[Excerpt from a dataset]
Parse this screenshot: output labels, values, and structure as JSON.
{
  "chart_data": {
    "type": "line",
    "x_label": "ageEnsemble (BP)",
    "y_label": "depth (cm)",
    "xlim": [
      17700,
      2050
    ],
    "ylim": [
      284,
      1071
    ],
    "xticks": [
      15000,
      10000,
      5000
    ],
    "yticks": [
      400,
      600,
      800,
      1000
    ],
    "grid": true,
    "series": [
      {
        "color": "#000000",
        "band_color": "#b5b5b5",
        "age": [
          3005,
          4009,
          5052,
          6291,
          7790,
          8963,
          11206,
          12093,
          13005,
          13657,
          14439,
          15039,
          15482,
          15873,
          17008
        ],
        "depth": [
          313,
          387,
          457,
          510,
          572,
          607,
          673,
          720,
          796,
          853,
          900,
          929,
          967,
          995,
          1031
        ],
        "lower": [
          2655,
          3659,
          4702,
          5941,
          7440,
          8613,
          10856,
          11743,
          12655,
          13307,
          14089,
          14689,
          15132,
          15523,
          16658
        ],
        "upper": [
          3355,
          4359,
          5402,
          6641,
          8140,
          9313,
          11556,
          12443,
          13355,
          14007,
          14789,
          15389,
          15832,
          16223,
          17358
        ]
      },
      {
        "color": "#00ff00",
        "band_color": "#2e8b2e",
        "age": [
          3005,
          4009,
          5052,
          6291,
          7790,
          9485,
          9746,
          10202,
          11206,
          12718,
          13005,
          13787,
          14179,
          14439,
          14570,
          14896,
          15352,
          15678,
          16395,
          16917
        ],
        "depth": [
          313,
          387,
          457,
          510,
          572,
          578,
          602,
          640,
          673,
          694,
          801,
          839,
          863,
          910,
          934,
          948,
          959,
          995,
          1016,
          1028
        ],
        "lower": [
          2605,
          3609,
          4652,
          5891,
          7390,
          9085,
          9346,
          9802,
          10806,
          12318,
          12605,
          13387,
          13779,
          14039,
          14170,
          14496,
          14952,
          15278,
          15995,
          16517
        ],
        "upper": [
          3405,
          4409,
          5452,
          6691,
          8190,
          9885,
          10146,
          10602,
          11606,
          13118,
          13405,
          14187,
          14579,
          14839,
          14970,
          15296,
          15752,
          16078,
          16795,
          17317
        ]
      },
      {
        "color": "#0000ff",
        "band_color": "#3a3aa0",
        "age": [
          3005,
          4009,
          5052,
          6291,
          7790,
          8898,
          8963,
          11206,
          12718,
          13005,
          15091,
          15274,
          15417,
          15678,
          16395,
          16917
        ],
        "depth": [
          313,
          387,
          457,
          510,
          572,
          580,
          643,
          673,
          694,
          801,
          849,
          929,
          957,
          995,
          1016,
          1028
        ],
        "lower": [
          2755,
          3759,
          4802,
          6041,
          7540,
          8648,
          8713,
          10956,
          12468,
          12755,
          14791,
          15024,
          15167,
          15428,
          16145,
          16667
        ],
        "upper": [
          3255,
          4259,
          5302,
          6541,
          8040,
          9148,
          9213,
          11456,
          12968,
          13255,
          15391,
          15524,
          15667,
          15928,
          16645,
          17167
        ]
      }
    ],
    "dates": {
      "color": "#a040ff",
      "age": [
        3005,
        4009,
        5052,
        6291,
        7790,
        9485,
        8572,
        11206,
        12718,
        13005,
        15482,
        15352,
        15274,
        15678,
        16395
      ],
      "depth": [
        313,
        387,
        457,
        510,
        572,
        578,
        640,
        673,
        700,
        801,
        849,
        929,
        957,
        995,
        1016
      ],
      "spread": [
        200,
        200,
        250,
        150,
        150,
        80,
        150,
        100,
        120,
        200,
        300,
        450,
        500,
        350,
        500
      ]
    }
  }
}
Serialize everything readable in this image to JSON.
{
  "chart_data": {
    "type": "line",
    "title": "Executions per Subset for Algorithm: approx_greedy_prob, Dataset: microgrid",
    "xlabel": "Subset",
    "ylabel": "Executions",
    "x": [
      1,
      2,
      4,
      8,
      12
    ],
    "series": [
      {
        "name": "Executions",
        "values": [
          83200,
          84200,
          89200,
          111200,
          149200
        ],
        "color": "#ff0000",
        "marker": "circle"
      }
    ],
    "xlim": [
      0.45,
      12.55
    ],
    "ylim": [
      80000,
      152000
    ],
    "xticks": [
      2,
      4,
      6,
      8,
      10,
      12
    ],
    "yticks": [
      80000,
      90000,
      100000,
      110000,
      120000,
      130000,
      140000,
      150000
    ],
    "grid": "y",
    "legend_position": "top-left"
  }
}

*The exercise*. Reproduce the data in full, exactly as presented.

*Exercise result*.
Parse this screenshot: output labels, values, and structure as JSON.
{
  "chart_data": {
    "type": "line",
    "x_label": "ageEnsemble (BP)",
    "y_label": "depth (cm)",
    "xlim": [
      17700,
      2050
    ],
    "ylim": [
      284,
      1071
    ],
    "xticks": [
      15000,
      10000,
      5000
    ],
    "yticks": [
      400,
      600,
      800,
      1000
    ],
    "grid": true,
    "series": [
      {
        "color": "#000000",
        "band_color": "#b5b5b5",
        "age": [
          3005,
          4009,
          5052,
          6291,
          7790,
          8963,
          11206,
          12093,
          13005,
          13657,
          14439,
          15039,
          15482,
          15873,
          17008
        ],
        "depth": [
          313,
          387,
          457,
          510,
          572,
          607,
          673,
          720,
          796,
          853,
          900,
          929,
          967,
          995,
          1031
        ],
        "lower": [
          2655,
          3659,
          4702,
          5941,
          7440,
          8613,
          10856,
          11743,
          12655,
          13307,
          14089,
          14689,
          15132,
          15523,
          16658
        ],
        "upper": [
          3355,
          4359,
          5402,
          6641,
          8140,
          9313,
          11556,
          12443,
          13355,
          14007,
          14789,
          15389,
          15832,
          16223,
          17358
        ]
      },
      {
        "color": "#00ff00",
        "band_color": "#2e8b2e",
        "age": [
          3005,
          4009,
          5052,
          6291,
          7790,
          9485,
          9746,
          10202,
          11206,
          12718,
          13005,
          13787,
          14179,
          14439,
          14570,
          14896,
          15352,
          15678,
          16395,
          16917
        ],
        "depth": [
          313,
          387,
          457,
          510,
          572,
          578,
          602,
          640,
          673,
          694,
          801,
          839,
          863,
          910,
          934,
          948,
          959,
          995,
          1016,
          1028
        ],
        "lower": [
          2605,
          3609,
          4652,
          5891,
          7390,
          9085,
          9346,
          9802,
          10806,
          12318,
          12605,
          13387,
          13779,
          14039,
          14170,
          14496,
          14952,
          15278,
          15995,
          16517
        ],
        "upper": [
          3405,
          4409,
          5452,
          6691,
          8190,
          9885,
          10146,
          10602,
          11606,
          13118,
          13405,
          14187,
          14579,
          14839,
          14970,
          15296,
          15752,
          16078,
          16795,
          17317
        ]
      },
      {
        "color": "#0000ff",
        "band_color": "#3a3aa0",
        "age": [
          3005,
          4009,
          5052,
          6291,
          7790,
          8898,
          8963,
          11206,
          12718,
          13005,
          15091,
          15274,
          15417,
          15678,
          16395,
          16917
        ],
        "depth": [
          313,
          387,
          457,
          510,
          572,
          580,
          643,
          673,
          694,
          801,
          849,
          929,
          957,
          995,
          1016,
          1028
        ],
        "lower": [
          2755,
          3759,
          4802,
          6041,
          7540,
          8648,
          8713,
          10956,
          12468,
          12755,
          14791,
          15024,
          15167,
          15428,
          16145,
          16667
        ],
        "upper": [
          3255,
          4259,
          5302,
          6541,
          8040,
          9148,
          9213,
          11456,
          12968,
          13255,
          15391,
          15524,
          15667,
          15928,
          16645,
          17167
        ]
      }
    ],
    "dates": {
      "color": "#a040ff",
      "age": [
        3005,
        4009,
        5052,
        6291,
        7790,
        9485,
        8572,
        11206,
        12718,
        13005,
        15482,
        15352,
        15274,
        15678,
        16395
      ],
      "depth": [
        313,
        387,
        457,
        510,
        572,
        578,
        640,
        673,
        700,
        801,
        849,
        929,
        957,
        995,
        1016
      ],
      "spread": [
        200,
        200,
        250,
        150,
        150,
        80,
        150,
        100,
        120,
        200,
        300,
        450,
        500,
        350,
        500
      ]
    }
  }
}
Serialize everything readable in this image to JSON.
{
  "chart_data": {
    "type": "line",
    "title": "Executions per Subset for Algorithm: approx_greedy_prob, Dataset: microgrid",
    "xlabel": "Subset",
    "ylabel": "Executions",
    "x": [
      1,
      2,
      4,
      8,
      12
    ],
    "series": [
      {
        "name": "Executions",
        "values": [
          83200,
          84200,
          89200,
          111200,
          149200
        ],
        "color": "#ff0000",
        "marker": "circle"
      }
    ],
    "xlim": [
      0.45,
      12.55
    ],
    "ylim": [
      80000,
      152000
    ],
    "xticks": [
      2,
      4,
      6,
      8,
      10,
      12
    ],
    "yticks": [
      80000,
      90000,
      100000,
      110000,
      120000,
      130000,
      140000,
      150000
    ],
    "grid": "y",
    "legend_position": "top-left"
  }
}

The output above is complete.